- GOAL OF THE EXERCISE -
Make a tally of the lines in the records that include the string "xlabel", and give only that number.
++++ MATERIAL
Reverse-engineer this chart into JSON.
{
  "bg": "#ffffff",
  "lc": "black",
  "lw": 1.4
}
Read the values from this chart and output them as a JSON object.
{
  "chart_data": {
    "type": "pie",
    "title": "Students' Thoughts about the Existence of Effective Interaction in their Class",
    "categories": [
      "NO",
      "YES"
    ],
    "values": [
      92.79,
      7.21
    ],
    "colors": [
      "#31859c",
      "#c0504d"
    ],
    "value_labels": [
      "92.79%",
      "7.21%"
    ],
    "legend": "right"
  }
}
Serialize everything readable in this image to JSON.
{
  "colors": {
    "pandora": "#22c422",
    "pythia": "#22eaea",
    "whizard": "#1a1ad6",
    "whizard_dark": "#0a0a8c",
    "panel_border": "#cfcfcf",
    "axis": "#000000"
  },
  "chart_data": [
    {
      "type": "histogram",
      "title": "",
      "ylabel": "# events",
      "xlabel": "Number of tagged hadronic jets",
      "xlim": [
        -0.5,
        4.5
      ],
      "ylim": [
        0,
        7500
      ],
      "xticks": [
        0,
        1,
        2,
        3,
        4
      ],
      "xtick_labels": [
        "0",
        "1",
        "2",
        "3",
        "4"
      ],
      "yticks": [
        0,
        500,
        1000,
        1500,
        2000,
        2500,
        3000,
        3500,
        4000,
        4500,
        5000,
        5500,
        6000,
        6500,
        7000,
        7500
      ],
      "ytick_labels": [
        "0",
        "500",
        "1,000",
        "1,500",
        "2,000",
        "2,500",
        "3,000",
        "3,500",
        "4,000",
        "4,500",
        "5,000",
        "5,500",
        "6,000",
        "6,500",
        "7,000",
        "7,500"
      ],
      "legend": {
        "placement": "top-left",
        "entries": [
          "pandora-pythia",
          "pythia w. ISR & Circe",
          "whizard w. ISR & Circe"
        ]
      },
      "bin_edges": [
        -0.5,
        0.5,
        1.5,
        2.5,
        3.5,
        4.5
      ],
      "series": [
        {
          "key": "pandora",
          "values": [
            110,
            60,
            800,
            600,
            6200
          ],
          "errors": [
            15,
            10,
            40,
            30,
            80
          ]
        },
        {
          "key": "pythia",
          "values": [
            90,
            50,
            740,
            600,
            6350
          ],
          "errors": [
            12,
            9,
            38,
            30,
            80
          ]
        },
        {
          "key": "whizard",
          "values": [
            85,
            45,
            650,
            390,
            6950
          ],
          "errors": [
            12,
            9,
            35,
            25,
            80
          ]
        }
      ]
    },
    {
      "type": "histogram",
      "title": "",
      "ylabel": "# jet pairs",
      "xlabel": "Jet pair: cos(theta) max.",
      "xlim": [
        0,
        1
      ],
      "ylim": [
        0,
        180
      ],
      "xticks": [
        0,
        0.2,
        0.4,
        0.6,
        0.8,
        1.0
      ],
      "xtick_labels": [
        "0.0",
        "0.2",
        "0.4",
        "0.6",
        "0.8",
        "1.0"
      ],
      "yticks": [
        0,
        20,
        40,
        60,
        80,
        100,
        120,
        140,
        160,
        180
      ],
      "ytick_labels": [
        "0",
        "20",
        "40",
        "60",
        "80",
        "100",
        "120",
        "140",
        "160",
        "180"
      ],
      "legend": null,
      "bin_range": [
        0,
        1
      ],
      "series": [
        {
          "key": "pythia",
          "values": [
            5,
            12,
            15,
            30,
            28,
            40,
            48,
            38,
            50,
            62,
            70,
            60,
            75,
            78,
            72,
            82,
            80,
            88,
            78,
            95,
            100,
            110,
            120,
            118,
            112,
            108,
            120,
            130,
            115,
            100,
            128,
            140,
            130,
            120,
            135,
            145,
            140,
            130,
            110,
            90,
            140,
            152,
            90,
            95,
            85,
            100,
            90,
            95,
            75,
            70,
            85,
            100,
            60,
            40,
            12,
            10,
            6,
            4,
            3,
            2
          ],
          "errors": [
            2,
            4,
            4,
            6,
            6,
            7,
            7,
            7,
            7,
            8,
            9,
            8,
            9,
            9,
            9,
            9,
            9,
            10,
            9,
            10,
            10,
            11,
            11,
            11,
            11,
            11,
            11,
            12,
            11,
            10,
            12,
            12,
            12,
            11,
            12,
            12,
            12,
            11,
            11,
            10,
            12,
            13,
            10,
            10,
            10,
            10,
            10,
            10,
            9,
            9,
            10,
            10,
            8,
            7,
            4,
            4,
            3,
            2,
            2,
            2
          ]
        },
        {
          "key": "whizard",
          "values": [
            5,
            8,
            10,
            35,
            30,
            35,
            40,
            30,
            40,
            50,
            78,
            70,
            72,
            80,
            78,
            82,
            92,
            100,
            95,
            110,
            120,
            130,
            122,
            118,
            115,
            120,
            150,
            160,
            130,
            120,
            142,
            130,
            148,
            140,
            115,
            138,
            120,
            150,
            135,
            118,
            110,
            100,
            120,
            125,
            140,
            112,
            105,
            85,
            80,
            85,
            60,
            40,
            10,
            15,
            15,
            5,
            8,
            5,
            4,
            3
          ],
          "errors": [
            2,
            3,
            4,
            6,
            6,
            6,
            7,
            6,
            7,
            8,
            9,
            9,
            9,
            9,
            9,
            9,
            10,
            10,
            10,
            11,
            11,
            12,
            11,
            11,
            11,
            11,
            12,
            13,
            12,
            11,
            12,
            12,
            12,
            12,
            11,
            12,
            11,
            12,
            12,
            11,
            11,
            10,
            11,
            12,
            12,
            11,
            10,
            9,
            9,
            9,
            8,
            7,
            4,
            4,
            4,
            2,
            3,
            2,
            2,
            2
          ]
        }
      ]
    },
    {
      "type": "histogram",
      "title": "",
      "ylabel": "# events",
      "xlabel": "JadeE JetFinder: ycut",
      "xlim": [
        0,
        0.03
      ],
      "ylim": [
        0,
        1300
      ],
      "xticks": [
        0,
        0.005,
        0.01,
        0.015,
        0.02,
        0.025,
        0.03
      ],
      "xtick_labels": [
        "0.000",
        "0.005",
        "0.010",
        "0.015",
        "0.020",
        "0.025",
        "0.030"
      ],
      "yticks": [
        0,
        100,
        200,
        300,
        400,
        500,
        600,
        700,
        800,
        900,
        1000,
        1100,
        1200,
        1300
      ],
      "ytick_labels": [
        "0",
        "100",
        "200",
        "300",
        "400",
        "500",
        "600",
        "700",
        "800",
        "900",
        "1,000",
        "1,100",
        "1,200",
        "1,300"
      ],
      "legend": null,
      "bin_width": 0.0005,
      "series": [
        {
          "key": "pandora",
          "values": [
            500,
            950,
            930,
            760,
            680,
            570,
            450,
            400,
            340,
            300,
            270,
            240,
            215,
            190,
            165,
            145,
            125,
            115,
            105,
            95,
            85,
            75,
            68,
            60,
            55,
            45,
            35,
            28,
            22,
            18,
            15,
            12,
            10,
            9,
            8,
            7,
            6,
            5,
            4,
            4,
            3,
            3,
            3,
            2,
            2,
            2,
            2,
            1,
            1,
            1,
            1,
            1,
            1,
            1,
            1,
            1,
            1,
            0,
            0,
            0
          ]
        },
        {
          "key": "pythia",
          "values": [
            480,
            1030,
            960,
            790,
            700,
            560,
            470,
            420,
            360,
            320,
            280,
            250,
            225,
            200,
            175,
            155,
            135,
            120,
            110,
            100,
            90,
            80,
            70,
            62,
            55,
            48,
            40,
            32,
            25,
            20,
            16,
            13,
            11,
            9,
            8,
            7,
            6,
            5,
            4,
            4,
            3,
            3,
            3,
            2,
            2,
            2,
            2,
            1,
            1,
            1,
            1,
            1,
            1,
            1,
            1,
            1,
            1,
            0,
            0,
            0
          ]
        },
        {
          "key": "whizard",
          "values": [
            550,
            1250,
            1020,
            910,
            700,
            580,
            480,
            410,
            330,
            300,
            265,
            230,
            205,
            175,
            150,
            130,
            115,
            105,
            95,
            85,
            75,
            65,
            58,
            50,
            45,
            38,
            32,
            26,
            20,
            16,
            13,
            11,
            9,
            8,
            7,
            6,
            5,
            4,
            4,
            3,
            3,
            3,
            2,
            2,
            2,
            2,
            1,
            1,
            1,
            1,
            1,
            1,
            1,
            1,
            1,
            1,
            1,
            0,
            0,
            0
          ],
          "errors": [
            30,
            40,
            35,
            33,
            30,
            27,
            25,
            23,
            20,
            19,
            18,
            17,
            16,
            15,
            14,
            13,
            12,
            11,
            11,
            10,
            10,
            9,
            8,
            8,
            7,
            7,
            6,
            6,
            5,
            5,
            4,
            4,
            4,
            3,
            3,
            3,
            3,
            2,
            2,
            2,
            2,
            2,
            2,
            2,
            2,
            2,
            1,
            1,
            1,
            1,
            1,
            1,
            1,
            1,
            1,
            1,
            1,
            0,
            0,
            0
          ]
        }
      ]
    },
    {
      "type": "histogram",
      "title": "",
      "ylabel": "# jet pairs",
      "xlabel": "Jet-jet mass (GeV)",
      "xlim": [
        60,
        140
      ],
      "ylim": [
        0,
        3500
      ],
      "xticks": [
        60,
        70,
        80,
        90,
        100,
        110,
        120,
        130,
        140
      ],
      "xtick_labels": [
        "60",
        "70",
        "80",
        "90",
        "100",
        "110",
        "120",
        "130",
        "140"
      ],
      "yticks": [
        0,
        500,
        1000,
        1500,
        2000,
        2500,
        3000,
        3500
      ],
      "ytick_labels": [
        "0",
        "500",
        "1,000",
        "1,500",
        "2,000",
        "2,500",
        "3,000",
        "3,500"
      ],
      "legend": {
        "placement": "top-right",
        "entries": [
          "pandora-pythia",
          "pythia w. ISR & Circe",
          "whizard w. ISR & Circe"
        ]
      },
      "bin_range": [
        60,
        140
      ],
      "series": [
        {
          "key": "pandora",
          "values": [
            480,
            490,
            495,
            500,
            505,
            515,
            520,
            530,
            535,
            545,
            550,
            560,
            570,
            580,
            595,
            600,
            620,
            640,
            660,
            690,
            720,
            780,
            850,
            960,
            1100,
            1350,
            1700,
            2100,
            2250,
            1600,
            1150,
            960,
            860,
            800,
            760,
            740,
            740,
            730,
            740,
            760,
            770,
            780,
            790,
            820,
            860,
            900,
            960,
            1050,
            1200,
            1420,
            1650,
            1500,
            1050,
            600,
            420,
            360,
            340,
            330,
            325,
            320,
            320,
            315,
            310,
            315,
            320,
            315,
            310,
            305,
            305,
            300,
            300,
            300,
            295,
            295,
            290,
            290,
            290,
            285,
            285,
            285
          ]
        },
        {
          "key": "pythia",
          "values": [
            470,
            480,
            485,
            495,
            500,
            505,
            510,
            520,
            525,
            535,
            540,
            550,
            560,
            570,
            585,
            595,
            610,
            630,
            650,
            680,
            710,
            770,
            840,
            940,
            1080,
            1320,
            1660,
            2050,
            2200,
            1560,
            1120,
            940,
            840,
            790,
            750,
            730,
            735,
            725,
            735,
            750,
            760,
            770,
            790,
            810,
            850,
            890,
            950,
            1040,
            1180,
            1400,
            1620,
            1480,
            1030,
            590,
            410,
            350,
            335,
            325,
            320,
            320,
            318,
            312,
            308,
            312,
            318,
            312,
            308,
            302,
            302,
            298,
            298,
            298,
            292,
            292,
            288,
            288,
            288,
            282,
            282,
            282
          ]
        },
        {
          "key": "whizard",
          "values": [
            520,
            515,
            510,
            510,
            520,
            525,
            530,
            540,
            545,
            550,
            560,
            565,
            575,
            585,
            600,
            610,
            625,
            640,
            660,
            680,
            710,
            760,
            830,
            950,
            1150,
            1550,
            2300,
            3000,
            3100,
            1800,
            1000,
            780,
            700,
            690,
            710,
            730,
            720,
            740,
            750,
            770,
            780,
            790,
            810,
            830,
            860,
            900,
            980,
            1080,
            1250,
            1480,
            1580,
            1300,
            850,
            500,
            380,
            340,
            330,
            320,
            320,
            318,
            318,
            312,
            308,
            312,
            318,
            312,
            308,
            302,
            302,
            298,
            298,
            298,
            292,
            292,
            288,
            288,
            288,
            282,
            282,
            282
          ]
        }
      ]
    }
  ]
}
++++++++
- EXPECTED OUTPUT -
4